DOCUMENT SECTION START
In the present work, we report the isolation and characterization of the PSY gene from C. zofingiensis, as well as its ability to convert two GGPP molecules into phytoene. Moreover, this novel gene has been inserted in an adequate vector and expressed in C. reinhardtii. This is an example of the overexpression of an exogenous gene (PSY) in an eukaryotic microalgae, which can be an interesting tool for the massive production of carotenoids in transgenic microalgae by genetic engineering.

Materials and methods

Strains and culture conditions

The green microalga strain C. zofingiensis SAG 211–14 was obtained from the Culture Collection of Göttingen University (SAG, Germany). This microalga was grown photoautotrophically in Arnon medium (Arnon et al. 1974) modified to contain 4 mM K2HPO4 and 20 mM NaNO3, at 25°C under continuous illumination (50 μmol photons m−2 s−1). The light intensity was measured at the surface of the flasks using a LI-COR quantum sensor (model L1-1905B, Li-Cor, Inc. Lincoln, NE, USA). The liquid cultures were continuously bubbled with air supplemented with 1% (v/v) CO2 as the only source of carbon. C. reinhardtii cell-wall-deficient strain 704 was kindly provided by Dr. Roland Loppes (Loppes et al. 1999) and cultured mixotrophically in either liquid or agar solidified Tris-acetate phosphate (TAP) medium (Gorman and Levine 1965) at 25°C under a continuous irradiance of 50 μmol photons m−2 s−1. Escherichia coli DH5α and BL21 (DE3) strains were used as the hosts for DNA manipulation and for heterologous expression of PSY gene, respectively.

For the analysis of transformants, cells were grown in Erlenmeyer flasks of 100 mL capacity at 25°C under continuous illumination (50 μmol photons m−2 s−1) in liquid TAP medium.

Genomic DNA and RNA isolation and cDNA preparation

DNA and total RNA were isolated using DNeasy Plant Mini Kit and RNeasy Plant Mini Kit (Qiagen, Düsseldorf, Germany), respectively. For genomic DNA isolation for PCR screening of transformants from C. reinhardtii, a loopful of cells was scrapped from a plate and resuspended in 150 μL of cold distilled water and 350 μL of a buffered solution containing 50 mM Tris–HCl, pH 8, 0.3 M NaCl, 5 mM EDTA, and 2% SDS. The DNA isolation was performed by phenol-chloroform-isoamyl alcohol (50:48:2) extraction and selective precipitation with ethanol, according to previously described protocols (Anwaruzzaman et al. 2004). For quantitative real-time PCR analysis (qRT-PCR), first-strand cDNA synthesis was obtained from total RNA treated with DNase as recommended by the manufacturer, by using the SuperScript First-Strand Synthesis System (Invitrogen, Barcelona, Spain) primed with oligo(dT)18 according to the manufacturer’s instructions.
DOCUMENT SECTION END
THE DATA START
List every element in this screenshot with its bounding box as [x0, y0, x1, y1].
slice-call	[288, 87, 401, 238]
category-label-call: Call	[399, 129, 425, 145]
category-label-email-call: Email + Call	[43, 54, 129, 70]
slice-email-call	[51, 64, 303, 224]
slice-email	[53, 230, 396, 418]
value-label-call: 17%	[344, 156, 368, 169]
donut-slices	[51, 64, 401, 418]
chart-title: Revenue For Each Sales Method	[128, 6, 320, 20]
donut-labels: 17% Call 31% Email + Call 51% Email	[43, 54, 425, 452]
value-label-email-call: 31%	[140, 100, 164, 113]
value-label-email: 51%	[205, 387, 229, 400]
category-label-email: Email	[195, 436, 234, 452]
THE DATA END
WHAT YOU ARE ASKED TO DO —
Resume the methods text on the C. zofingiensis PSY gene, starting right after its last sentence about first-strand cDNA synthesis.

REPLY —
Cloning of C. zofingiensis PSY cDNA and genomic gene

For isolating the cDNA clone coding for the C. zofingiensis PSY homologue, amino acid sequences deduced from previously cloned PSY genes from different kinds of algae, cyanobacteria, and plants were aligned. Highly conserved regions were identified, and different pairs of degenerated primers were designed. The PCR product was cloned in the pGEM-T vector (Promega, Madison, WI, USA) according to the manufacturer’s manual and then sequenced. The cDNA fragment obtained corresponding to partial PSY clone provided sequence information for the designing of gene-specific primers for amplification of 5′ and 3′ cDNA ends by RACE-PCR. All reactions were performed with kits according to the manufacturer’s instructions (Smart RACE cDNA Amplification Kit, Clontech, Mountain View, CA, USA). 5′ and 3′ RACE products were cloned into pGEM-T vector and sequenced. Specific primers were synthesized for genomic DNA amplification based on cDNA sequence. The primers sets used in this study are listed in Table 1.

Table 1.

Nucleotide sequences of primer pairs used for PCR amplification

Primer Sequence (5′➔ 3′)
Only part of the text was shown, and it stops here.